_Provided entries_.
━━━━━━━━━━━━━━━━━━━━━━━━━━━━━━
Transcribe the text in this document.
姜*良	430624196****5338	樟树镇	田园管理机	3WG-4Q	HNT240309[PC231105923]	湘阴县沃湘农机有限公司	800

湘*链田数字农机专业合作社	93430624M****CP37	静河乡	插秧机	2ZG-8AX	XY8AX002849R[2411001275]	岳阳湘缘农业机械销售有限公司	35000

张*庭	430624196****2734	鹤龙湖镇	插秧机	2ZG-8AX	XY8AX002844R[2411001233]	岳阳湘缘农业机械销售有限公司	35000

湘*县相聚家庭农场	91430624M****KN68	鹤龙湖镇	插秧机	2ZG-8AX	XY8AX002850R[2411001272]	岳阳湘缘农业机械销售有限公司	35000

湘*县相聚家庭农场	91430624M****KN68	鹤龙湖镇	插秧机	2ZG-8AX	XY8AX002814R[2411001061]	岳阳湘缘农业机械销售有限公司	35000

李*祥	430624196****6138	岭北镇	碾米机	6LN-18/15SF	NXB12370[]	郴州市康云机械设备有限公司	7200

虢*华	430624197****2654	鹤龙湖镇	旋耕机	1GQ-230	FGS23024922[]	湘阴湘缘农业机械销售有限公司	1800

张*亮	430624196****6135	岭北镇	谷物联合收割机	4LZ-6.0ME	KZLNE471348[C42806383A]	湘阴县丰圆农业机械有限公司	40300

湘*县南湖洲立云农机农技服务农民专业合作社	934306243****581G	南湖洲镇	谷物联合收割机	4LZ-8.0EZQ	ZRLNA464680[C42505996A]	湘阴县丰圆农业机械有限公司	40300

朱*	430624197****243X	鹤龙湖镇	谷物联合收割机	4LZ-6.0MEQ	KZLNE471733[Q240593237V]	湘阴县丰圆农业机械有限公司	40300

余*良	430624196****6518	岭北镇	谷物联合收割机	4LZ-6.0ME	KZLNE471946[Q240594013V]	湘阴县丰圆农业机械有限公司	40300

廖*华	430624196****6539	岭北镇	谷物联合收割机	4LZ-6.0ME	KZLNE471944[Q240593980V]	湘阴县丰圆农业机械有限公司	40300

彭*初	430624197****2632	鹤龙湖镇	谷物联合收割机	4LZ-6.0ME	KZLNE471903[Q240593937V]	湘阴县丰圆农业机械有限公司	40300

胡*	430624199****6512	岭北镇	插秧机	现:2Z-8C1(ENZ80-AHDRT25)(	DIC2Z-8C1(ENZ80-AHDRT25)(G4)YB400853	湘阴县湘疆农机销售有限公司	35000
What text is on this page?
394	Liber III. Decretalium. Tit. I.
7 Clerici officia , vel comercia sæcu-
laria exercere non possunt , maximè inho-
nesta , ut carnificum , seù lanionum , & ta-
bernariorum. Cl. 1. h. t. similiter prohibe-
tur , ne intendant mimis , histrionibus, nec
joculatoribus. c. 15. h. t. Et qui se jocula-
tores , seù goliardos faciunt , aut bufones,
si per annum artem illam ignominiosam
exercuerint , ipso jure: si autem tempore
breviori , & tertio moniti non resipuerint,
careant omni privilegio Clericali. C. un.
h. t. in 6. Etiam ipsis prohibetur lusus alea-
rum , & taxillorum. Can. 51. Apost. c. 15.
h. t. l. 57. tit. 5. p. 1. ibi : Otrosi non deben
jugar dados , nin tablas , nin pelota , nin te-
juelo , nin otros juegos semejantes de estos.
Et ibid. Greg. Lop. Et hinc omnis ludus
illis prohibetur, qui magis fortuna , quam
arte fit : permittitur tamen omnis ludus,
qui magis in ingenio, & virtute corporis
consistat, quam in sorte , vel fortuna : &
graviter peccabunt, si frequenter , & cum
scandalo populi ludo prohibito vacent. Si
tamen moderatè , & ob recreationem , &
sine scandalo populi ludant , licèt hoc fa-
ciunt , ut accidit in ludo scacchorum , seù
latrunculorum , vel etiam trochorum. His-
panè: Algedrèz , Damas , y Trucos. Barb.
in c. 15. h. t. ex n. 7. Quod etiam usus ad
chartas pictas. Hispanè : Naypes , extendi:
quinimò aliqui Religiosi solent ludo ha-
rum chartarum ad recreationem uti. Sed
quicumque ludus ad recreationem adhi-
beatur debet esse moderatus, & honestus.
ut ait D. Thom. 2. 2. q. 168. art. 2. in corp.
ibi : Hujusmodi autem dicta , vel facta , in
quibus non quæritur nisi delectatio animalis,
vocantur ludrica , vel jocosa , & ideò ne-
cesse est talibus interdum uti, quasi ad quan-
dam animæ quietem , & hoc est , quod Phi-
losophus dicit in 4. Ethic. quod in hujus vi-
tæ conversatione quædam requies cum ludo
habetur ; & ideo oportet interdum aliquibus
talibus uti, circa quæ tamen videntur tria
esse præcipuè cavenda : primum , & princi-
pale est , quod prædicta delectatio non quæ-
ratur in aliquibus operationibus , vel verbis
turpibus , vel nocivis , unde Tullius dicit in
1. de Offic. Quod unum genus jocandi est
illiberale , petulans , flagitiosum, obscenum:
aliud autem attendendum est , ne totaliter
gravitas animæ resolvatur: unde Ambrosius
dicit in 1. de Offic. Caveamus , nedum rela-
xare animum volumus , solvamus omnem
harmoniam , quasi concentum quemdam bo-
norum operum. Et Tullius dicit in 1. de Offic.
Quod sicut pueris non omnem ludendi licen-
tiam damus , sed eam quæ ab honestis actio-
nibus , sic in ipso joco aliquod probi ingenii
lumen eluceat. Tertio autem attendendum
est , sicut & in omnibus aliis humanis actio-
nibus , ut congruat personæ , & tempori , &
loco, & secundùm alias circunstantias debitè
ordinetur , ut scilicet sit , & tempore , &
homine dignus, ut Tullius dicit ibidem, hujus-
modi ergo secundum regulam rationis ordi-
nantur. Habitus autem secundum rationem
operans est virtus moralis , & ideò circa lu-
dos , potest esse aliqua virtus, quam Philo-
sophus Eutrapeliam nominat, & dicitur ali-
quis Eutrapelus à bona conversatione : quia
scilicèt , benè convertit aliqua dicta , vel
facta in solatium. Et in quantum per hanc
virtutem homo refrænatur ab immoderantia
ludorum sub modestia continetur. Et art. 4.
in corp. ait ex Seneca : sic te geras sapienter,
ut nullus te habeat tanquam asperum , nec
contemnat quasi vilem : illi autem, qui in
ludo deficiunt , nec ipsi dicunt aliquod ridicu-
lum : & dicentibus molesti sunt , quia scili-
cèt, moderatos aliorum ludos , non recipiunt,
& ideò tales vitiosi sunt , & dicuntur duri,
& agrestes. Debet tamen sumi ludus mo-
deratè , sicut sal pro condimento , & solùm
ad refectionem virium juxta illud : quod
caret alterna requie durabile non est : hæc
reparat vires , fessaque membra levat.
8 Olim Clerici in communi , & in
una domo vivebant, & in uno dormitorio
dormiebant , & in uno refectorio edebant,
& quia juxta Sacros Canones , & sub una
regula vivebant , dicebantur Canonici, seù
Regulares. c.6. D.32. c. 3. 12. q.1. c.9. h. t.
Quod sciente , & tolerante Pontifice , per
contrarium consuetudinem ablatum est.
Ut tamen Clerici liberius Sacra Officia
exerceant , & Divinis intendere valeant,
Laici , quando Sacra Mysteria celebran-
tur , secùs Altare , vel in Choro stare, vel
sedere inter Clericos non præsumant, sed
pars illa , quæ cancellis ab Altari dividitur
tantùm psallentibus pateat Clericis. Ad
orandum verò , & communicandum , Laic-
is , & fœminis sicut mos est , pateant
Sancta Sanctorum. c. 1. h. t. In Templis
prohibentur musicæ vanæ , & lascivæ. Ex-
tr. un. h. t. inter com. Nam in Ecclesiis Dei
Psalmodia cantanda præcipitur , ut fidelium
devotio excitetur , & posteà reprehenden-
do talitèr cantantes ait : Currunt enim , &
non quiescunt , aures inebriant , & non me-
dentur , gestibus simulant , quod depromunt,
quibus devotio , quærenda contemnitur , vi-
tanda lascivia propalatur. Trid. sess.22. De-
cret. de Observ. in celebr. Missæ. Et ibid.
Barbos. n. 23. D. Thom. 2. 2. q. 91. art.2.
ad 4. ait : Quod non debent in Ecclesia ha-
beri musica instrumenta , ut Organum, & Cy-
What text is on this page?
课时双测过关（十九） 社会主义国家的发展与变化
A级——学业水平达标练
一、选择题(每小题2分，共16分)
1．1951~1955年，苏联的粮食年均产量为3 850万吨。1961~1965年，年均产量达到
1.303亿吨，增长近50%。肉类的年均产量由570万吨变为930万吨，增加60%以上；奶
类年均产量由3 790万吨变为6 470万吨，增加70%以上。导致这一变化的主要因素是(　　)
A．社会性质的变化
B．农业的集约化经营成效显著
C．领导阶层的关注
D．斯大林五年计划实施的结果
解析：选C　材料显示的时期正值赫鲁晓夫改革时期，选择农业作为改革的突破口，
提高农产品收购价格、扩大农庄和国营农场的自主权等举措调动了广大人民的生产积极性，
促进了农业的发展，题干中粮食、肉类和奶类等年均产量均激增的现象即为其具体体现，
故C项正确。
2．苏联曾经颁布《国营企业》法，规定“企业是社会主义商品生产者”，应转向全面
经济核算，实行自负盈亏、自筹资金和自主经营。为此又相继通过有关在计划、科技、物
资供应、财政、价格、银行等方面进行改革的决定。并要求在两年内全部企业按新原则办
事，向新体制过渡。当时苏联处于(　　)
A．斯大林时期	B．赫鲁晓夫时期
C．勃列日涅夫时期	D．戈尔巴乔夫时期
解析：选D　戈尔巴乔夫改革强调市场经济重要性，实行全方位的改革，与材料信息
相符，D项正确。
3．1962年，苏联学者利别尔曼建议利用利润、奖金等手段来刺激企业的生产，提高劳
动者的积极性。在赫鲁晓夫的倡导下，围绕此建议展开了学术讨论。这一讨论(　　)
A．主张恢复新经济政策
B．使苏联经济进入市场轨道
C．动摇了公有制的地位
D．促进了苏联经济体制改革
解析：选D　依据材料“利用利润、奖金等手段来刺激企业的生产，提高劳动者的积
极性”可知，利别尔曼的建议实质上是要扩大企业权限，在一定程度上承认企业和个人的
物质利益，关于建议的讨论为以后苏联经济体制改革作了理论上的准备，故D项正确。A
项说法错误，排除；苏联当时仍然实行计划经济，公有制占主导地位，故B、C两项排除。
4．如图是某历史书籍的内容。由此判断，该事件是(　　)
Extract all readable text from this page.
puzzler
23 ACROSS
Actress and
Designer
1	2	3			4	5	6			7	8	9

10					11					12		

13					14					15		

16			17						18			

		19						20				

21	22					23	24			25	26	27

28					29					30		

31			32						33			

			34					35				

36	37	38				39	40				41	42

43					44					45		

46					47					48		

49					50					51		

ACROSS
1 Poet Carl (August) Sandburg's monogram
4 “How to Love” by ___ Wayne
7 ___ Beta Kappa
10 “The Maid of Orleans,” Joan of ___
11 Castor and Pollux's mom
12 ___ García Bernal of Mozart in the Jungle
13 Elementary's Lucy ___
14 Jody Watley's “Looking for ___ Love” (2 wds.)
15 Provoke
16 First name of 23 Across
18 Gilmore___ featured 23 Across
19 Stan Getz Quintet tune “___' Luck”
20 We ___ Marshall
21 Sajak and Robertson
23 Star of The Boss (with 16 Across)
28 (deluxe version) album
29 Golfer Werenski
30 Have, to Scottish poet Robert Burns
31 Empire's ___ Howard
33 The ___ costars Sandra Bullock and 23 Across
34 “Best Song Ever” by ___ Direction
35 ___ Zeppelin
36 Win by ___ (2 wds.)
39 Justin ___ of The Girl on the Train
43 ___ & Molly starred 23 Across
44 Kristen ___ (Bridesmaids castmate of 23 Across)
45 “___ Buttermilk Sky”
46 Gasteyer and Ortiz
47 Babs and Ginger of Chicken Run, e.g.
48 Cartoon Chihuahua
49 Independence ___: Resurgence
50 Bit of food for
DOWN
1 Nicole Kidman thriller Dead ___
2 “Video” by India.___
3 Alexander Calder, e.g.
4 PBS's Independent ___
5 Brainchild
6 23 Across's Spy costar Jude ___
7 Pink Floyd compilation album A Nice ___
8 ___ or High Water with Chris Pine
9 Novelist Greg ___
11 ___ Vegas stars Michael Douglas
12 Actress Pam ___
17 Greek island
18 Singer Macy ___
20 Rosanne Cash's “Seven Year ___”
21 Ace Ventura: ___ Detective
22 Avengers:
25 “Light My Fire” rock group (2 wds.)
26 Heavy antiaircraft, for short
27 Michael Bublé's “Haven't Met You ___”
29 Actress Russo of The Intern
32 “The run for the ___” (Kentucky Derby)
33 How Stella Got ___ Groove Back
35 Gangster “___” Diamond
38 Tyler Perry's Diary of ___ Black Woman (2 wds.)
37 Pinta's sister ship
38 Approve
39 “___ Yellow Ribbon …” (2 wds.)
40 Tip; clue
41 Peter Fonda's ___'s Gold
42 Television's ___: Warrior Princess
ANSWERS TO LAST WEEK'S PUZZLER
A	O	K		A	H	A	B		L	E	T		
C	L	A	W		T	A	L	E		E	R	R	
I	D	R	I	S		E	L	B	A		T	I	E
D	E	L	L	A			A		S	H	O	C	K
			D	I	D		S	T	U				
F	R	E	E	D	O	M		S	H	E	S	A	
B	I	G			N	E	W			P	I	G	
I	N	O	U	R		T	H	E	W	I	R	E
━━━━━━━━━━━━━━━━━━━━━━━━━━━━━━
_Written request_. Which lines above hold the word "Michael"? Copy each of them.

_Finished exercise_.
11 ___ Vegas stars Michael Douglas
27 Michael Bublé's “Haven't Met You ___”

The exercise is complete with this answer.